Task to complete - Figure out how many lines in these records contain "Cetobacterium". Only the number belongs in the reply.
##### Data extract #####
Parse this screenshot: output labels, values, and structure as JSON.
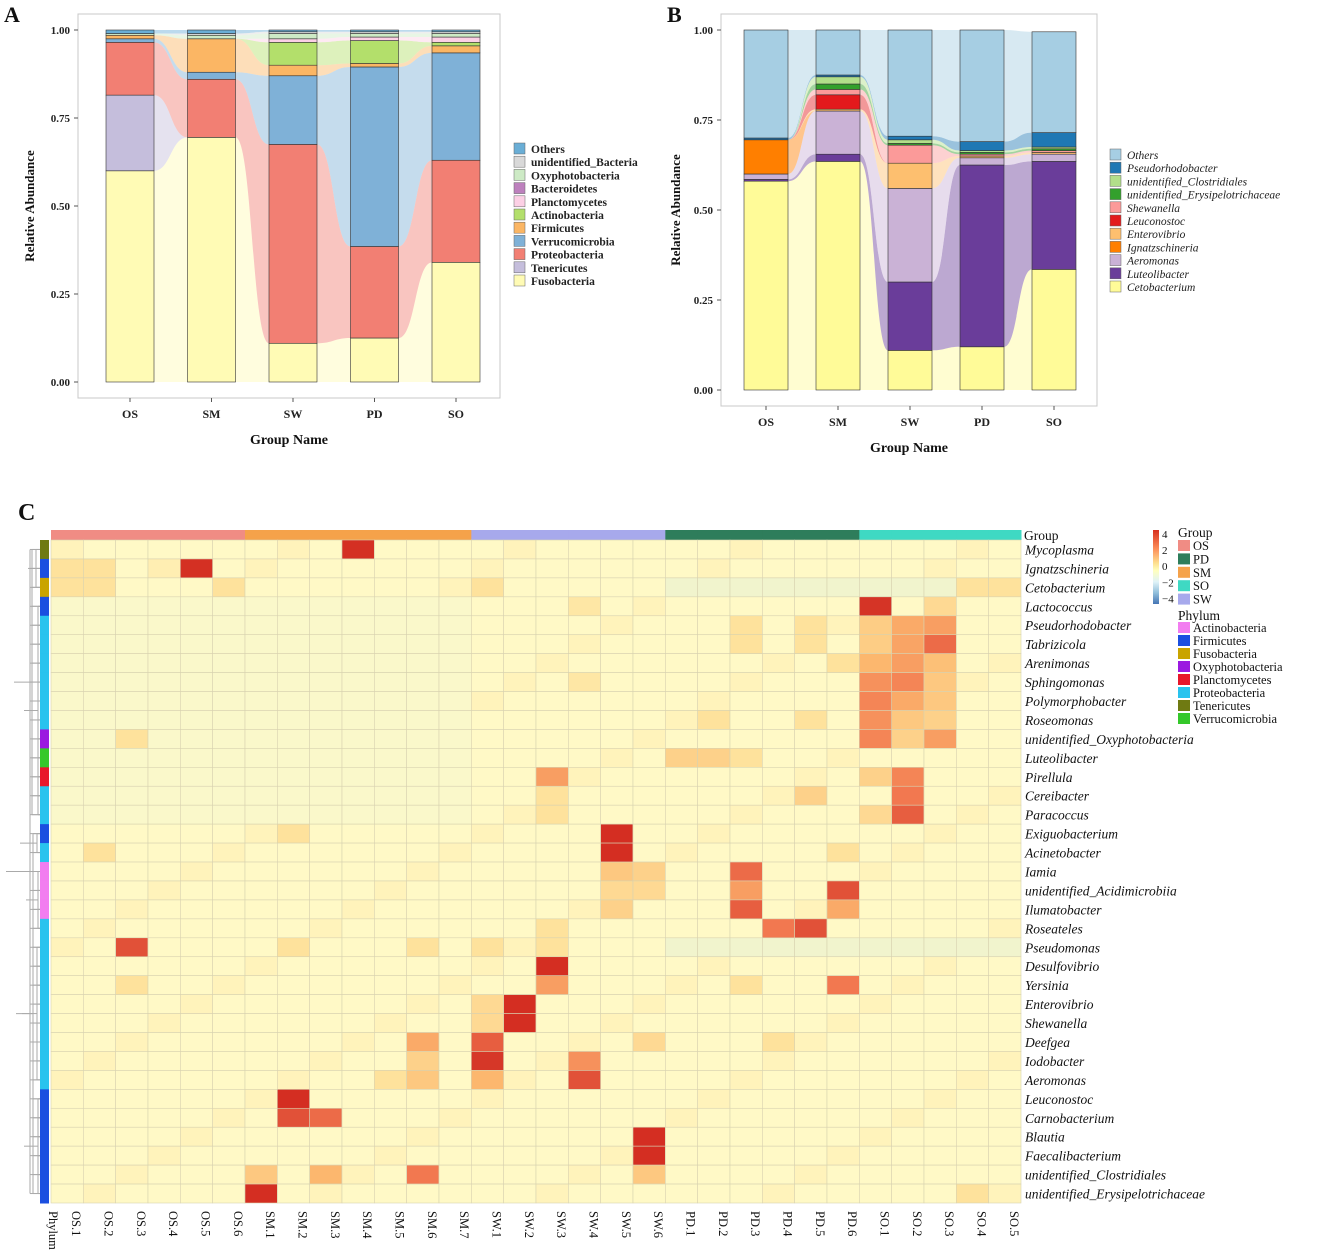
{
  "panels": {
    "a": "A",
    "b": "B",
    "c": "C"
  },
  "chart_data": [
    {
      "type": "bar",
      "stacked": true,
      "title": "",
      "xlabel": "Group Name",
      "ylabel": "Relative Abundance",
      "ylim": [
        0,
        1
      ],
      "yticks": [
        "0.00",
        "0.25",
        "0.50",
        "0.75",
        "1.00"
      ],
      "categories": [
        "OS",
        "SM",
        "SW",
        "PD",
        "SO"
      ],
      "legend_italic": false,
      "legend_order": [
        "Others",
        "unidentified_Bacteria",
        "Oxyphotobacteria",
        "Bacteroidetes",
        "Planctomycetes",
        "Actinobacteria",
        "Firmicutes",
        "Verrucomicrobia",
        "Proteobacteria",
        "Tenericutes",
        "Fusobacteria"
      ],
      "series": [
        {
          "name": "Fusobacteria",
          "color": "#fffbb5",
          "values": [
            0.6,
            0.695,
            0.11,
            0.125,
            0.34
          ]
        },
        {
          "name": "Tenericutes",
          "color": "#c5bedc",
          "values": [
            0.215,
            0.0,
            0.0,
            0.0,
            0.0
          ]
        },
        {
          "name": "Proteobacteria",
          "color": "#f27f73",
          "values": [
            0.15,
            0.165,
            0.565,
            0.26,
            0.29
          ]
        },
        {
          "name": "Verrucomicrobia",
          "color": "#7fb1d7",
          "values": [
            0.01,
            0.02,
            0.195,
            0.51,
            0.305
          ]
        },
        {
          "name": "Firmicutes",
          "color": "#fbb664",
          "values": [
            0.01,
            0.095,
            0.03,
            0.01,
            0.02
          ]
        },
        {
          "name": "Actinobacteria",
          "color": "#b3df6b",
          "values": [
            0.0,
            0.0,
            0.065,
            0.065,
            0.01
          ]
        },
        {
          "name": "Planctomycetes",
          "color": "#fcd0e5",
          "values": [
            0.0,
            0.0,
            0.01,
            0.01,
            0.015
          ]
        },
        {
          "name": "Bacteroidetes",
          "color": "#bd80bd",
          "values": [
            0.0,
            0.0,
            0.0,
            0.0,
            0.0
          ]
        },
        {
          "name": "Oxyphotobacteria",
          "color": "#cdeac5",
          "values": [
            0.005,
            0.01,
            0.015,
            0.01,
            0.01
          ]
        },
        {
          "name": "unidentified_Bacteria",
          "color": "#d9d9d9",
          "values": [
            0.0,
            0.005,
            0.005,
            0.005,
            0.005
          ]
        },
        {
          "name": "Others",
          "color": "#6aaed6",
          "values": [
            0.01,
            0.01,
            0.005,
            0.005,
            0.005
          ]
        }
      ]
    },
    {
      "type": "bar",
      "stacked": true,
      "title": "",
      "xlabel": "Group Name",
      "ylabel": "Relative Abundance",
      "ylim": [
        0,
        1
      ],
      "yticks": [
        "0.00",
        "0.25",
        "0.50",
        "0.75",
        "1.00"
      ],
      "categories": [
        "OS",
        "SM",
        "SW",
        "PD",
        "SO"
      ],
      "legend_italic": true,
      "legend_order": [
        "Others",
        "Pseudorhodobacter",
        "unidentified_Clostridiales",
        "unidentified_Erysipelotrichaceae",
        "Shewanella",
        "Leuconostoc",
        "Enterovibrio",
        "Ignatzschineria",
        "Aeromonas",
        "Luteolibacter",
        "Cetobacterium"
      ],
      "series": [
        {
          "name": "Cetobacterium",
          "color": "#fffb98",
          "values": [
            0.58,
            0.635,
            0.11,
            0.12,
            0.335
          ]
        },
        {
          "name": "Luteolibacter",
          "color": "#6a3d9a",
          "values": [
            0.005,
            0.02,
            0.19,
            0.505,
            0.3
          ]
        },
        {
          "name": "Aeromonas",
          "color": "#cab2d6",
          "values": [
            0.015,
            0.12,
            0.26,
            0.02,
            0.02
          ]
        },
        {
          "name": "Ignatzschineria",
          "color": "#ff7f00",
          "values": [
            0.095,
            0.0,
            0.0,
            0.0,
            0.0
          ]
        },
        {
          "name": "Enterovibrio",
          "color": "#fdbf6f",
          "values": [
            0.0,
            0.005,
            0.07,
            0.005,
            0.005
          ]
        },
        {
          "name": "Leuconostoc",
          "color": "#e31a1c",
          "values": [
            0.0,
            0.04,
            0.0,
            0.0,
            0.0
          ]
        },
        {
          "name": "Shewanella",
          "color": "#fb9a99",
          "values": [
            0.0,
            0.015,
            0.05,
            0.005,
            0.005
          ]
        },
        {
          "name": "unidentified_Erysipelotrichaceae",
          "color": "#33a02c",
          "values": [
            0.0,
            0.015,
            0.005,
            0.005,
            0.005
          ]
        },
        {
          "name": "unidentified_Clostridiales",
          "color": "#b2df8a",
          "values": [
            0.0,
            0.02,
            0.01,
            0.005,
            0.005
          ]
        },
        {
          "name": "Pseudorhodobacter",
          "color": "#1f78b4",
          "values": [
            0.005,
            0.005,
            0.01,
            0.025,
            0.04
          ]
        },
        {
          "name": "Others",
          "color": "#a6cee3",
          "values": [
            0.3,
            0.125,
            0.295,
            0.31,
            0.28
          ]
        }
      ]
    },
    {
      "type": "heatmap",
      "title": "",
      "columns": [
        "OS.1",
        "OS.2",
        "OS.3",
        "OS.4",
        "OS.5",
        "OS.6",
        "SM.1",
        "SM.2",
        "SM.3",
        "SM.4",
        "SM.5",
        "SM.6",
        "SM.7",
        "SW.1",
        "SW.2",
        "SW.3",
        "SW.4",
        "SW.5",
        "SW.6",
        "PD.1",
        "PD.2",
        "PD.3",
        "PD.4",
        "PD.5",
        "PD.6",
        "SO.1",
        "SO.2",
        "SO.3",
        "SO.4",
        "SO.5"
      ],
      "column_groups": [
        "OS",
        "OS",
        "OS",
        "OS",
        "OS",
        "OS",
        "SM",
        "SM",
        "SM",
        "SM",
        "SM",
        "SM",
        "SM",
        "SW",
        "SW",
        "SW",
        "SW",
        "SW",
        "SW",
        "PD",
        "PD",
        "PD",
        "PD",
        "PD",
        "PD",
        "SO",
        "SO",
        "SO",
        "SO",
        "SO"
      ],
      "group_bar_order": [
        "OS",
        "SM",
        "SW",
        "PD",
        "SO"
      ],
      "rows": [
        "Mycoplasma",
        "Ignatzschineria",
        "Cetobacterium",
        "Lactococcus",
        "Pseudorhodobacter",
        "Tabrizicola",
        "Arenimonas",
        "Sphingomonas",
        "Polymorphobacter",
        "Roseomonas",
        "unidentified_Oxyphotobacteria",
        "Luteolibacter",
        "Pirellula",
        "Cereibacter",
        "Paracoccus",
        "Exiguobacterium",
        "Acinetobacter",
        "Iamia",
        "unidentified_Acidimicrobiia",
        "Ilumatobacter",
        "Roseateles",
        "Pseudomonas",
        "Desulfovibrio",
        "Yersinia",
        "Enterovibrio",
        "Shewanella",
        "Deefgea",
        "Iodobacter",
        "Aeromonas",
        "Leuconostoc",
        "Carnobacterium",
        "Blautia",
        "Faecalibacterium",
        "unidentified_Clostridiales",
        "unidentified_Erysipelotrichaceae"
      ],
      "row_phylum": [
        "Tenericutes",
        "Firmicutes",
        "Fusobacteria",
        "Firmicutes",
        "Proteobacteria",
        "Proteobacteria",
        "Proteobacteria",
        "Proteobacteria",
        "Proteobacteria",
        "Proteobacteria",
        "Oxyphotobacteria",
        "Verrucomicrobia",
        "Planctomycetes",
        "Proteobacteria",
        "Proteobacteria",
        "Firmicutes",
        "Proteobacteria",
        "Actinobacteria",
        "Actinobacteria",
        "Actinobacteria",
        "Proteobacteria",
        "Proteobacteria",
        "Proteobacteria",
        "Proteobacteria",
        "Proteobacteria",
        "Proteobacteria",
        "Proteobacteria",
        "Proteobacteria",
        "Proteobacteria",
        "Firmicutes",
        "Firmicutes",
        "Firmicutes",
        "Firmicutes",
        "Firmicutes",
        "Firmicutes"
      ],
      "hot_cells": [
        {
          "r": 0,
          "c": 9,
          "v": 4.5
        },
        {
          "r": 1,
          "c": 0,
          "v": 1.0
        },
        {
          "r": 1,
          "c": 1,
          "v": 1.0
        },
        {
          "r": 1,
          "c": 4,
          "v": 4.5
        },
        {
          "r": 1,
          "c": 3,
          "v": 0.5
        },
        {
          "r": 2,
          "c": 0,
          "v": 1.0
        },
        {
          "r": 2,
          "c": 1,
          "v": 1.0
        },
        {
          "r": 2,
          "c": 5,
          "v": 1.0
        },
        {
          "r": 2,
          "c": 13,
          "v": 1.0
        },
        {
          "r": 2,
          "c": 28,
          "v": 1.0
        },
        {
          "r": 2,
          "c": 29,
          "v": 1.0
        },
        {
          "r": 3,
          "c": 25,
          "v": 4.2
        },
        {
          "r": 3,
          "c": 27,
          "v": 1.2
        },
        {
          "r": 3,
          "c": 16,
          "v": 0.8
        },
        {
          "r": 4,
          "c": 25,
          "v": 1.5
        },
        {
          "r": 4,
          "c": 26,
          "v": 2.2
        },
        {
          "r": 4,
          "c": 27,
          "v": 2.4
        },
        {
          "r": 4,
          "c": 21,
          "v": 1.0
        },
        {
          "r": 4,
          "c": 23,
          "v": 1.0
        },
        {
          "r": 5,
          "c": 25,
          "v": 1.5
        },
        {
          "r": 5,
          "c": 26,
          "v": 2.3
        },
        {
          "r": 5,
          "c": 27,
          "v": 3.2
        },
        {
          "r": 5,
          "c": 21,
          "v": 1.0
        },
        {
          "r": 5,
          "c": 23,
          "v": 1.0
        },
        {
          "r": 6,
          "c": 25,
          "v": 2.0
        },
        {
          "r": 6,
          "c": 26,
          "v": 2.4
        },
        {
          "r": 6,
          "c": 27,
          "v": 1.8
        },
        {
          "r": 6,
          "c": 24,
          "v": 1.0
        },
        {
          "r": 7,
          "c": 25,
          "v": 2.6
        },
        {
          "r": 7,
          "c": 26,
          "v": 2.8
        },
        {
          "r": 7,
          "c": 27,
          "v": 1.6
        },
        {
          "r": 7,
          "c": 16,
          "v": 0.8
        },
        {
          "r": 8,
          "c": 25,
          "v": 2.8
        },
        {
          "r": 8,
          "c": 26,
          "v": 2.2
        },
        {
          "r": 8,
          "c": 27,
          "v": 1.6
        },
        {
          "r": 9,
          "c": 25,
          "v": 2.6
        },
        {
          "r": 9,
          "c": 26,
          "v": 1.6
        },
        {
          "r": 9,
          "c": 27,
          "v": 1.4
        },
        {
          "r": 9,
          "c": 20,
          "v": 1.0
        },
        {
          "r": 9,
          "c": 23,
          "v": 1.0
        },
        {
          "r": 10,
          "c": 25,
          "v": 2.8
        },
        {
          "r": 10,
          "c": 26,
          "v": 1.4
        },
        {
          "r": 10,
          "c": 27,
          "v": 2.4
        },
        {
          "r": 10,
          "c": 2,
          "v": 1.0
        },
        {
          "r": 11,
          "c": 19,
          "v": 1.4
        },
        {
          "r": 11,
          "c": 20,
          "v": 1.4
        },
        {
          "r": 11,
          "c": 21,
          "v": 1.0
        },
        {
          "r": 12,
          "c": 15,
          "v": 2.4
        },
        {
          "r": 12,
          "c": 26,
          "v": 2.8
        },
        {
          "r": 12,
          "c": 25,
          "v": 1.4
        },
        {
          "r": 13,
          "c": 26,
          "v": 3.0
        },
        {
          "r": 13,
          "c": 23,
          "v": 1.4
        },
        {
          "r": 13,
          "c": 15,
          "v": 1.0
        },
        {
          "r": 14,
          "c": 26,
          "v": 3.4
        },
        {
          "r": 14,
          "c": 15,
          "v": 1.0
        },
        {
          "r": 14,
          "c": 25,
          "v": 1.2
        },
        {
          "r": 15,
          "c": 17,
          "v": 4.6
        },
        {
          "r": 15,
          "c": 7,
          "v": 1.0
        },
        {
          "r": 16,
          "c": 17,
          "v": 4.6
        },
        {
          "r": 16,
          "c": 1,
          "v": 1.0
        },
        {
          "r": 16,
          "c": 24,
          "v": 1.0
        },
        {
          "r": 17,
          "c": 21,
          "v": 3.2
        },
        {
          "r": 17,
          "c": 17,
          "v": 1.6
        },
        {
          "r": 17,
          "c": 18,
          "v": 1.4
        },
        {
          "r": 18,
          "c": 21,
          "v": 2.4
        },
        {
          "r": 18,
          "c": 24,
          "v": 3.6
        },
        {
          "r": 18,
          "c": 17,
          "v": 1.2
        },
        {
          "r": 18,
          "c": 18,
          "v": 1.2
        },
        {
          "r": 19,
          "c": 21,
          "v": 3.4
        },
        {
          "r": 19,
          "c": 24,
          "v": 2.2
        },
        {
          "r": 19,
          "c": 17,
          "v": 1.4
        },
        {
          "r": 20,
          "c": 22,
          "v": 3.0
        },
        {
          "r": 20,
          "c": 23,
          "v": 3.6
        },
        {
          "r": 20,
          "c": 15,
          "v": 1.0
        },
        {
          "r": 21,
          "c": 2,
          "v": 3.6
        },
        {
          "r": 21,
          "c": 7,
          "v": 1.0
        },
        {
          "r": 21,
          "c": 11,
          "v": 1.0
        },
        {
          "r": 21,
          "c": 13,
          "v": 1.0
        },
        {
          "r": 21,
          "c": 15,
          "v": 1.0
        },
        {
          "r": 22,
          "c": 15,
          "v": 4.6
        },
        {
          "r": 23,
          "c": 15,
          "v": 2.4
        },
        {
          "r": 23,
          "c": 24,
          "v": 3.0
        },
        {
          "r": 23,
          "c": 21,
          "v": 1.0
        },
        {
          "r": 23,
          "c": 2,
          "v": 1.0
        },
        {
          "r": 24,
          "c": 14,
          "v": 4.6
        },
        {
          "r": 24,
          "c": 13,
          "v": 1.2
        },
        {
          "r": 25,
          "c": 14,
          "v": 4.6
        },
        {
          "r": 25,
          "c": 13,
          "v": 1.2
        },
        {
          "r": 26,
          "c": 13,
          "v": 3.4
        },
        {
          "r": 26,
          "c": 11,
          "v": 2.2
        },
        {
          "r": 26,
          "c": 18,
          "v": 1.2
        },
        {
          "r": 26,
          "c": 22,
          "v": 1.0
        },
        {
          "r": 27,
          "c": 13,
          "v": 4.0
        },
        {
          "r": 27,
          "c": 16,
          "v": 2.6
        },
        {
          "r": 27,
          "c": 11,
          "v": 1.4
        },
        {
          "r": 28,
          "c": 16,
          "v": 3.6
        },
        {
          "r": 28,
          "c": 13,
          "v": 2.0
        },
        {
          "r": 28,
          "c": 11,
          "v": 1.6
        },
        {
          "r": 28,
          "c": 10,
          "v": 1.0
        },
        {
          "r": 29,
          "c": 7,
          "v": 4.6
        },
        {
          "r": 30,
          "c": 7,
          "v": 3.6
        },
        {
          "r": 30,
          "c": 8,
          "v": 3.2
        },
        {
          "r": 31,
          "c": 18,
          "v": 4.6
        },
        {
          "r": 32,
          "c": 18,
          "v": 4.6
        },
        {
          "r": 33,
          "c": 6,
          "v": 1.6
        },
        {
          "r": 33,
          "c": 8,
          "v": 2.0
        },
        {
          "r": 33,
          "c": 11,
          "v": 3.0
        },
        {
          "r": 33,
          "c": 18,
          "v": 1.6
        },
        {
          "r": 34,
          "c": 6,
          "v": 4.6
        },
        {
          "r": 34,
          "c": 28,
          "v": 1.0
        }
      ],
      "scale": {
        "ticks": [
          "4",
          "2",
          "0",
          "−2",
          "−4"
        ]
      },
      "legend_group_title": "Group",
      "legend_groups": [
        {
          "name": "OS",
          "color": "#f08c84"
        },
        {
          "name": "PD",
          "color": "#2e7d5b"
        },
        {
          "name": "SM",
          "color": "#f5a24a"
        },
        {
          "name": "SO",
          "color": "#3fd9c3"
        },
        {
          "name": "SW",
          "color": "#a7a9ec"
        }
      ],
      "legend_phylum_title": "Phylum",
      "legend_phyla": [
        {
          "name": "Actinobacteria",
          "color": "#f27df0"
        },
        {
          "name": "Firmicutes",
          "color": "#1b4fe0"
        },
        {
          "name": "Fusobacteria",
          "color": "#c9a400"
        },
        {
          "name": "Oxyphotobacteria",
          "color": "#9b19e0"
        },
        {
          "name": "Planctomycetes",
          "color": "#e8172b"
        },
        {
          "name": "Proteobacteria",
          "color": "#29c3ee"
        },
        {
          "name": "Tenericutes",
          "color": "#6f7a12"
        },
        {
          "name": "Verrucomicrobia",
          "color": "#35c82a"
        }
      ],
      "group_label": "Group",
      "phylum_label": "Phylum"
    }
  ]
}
#####
Reply to the exercise - 3